_Instructions to follow_:
Repeat word for word everything from the line containing "Read this page and output its text content." to the end of the listing, first and last lines included, and only that.

Dataset items
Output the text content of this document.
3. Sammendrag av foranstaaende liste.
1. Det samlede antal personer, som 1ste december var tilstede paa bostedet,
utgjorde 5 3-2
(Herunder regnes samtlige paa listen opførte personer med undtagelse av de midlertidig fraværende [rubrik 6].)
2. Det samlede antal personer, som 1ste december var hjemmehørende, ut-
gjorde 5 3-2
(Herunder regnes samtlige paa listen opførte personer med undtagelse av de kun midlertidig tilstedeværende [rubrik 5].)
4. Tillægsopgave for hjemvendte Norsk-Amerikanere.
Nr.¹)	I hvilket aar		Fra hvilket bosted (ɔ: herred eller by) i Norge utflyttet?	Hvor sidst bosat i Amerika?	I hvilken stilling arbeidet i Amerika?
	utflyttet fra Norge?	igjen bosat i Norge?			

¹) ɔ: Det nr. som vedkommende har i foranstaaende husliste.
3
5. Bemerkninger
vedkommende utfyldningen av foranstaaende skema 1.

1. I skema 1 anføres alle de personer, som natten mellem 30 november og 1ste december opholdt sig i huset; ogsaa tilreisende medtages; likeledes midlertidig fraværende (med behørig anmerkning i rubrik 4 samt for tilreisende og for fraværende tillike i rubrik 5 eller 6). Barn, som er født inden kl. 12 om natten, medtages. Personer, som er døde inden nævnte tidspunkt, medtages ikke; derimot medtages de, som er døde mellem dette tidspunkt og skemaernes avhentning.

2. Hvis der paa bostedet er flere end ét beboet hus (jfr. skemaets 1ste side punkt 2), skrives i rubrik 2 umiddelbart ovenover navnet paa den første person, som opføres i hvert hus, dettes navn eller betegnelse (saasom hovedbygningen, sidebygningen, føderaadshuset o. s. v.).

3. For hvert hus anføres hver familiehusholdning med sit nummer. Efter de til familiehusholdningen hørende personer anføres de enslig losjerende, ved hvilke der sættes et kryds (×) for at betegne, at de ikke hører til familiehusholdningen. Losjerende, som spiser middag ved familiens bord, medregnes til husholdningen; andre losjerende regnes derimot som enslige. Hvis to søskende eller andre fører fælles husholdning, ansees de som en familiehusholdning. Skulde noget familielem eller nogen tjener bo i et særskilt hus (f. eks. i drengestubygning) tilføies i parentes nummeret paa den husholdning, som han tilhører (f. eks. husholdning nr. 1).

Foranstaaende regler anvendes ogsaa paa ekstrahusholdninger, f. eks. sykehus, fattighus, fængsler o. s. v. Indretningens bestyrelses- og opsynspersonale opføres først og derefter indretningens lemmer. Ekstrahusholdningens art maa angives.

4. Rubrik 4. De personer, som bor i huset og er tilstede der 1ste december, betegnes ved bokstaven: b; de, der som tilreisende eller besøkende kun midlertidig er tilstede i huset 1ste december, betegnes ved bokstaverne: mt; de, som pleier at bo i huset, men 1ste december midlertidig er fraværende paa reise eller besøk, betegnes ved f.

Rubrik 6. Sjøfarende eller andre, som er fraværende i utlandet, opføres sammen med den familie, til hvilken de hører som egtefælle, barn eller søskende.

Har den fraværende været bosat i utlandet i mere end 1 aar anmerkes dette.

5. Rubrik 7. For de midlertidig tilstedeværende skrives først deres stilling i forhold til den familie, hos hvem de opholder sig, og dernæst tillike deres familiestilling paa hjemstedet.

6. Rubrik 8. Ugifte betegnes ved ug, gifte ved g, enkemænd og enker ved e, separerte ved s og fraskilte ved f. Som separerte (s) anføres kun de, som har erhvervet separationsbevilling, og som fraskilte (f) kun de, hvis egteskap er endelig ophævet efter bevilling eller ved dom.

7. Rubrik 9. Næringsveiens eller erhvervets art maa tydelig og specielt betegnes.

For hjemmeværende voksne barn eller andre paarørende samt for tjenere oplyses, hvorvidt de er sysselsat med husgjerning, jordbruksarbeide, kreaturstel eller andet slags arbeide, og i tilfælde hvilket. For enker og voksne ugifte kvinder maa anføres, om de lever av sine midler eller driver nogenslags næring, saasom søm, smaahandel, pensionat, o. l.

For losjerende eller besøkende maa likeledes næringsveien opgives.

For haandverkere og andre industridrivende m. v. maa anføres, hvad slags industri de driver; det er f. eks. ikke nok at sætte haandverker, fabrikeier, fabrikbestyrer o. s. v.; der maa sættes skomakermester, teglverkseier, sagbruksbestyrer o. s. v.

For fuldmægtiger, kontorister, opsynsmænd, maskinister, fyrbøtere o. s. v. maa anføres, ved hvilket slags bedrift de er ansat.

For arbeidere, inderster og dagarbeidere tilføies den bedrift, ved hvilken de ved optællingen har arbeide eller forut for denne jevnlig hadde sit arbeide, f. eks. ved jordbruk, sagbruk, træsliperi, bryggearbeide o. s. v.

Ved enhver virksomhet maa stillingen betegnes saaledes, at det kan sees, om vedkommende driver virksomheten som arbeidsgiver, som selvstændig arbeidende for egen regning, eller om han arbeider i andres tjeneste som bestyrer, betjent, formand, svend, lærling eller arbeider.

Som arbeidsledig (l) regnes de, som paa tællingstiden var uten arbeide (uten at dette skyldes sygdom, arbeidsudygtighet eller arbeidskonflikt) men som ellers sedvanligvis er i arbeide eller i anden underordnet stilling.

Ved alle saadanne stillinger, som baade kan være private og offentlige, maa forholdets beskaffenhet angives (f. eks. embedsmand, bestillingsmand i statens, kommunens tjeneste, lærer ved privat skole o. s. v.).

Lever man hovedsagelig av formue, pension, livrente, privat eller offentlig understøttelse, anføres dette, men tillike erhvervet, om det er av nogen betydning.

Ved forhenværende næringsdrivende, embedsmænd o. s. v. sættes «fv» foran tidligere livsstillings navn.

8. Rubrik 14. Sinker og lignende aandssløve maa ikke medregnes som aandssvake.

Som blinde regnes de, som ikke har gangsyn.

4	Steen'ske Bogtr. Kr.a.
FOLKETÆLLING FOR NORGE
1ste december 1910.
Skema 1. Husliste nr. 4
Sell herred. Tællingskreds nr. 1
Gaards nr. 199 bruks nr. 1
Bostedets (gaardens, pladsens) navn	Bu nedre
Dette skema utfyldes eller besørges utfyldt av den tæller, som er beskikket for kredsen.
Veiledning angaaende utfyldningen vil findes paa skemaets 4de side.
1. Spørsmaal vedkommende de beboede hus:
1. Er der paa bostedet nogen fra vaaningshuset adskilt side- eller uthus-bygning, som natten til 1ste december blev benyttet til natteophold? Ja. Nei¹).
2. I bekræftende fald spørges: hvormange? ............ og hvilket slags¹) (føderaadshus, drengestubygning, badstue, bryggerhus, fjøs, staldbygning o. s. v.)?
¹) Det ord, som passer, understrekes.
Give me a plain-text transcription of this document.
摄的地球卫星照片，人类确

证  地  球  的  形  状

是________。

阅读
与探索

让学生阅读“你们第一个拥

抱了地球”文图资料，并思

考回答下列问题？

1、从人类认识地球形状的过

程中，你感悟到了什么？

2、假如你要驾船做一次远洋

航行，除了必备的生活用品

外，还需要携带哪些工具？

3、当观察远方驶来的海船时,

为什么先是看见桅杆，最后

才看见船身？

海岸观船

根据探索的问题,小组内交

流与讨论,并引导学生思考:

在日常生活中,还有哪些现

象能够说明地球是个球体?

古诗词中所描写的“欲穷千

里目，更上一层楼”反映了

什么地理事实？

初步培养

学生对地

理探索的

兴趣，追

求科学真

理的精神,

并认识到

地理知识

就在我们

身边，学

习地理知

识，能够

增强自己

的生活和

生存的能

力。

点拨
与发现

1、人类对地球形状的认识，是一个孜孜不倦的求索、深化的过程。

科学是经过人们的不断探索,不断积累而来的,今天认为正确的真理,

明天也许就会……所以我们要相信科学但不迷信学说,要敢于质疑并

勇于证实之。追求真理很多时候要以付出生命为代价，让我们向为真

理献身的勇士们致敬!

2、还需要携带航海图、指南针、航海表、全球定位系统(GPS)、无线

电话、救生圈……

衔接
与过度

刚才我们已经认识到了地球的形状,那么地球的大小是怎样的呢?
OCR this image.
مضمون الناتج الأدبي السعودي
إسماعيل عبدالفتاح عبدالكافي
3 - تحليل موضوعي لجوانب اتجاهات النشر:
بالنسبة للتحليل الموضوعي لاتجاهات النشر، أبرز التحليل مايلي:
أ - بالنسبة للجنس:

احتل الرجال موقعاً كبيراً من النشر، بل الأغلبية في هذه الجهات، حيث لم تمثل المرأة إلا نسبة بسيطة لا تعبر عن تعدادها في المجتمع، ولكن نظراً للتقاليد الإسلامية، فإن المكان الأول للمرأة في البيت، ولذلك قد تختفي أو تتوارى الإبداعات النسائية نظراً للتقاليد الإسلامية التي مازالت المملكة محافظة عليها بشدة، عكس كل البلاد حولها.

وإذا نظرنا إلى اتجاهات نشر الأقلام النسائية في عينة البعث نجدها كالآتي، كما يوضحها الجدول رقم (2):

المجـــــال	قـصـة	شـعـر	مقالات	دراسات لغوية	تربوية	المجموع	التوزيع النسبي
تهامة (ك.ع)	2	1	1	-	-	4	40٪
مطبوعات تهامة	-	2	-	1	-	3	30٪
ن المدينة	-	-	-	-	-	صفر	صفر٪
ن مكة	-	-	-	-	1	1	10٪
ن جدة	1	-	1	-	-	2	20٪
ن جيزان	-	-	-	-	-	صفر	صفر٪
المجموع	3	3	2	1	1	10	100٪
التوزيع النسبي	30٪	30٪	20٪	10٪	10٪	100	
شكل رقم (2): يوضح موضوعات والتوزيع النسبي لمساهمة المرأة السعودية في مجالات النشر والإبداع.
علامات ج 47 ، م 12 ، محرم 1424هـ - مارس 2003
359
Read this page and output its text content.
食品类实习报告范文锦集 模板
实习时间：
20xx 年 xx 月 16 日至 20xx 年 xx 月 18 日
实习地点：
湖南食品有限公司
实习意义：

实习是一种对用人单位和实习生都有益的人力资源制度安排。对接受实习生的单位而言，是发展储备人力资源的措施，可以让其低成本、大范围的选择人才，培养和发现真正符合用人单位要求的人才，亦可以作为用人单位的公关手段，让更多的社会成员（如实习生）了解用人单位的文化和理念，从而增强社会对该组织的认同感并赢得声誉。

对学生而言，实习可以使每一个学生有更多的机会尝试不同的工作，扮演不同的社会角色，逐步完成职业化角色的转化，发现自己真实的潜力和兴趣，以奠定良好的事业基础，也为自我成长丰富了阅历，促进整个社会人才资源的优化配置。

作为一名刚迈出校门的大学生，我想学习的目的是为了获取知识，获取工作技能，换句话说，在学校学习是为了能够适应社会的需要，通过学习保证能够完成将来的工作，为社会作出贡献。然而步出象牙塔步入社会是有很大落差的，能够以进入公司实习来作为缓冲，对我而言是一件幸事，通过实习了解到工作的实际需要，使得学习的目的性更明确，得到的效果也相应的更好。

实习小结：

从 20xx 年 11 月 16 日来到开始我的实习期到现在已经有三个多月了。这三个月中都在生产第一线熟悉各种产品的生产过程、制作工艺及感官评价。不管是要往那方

_Output of the exercise_:
Read this page and output its text content.
食品类实习报告范文锦集 模板
实习时间：
20xx 年 xx 月 16 日至 20xx 年 xx 月 18 日
实习地点：
湖南食品有限公司
实习意义：

实习是一种对用人单位和实习生都有益的人力资源制度安排。对接受实习生的单位而言，是发展储备人力资源的措施，可以让其低成本、大范围的选择人才，培养和发现真正符合用人单位要求的人才，亦可以作为用人单位的公关手段，让更多的社会成员（如实习生）了解用人单位的文化和理念，从而增强社会对该组织的认同感并赢得声誉。

对学生而言，实习可以使每一个学生有更多的机会尝试不同的工作，扮演不同的社会角色，逐步完成职业化角色的转化，发现自己真实的潜力和兴趣，以奠定良好的事业基础，也为自我成长丰富了阅历，促进整个社会人才资源的优化配置。

作为一名刚迈出校门的大学生，我想学习的目的是为了获取知识，获取工作技能，换句话说，在学校学习是为了能够适应社会的需要，通过学习保证能够完成将来的工作，为社会作出贡献。然而步出象牙塔步入社会是有很大落差的，能够以进入公司实习来作为缓冲，对我而言是一件幸事，通过实习了解到工作的实际需要，使得学习的目的性更明确，得到的效果也相应的更好。

实习小结：

从 20xx 年 11 月 16 日来到开始我的实习期到现在已经有三个多月了。这三个月中都在生产第一线熟悉各种产品的生产过程、制作工艺及感官评价。不管是要往那方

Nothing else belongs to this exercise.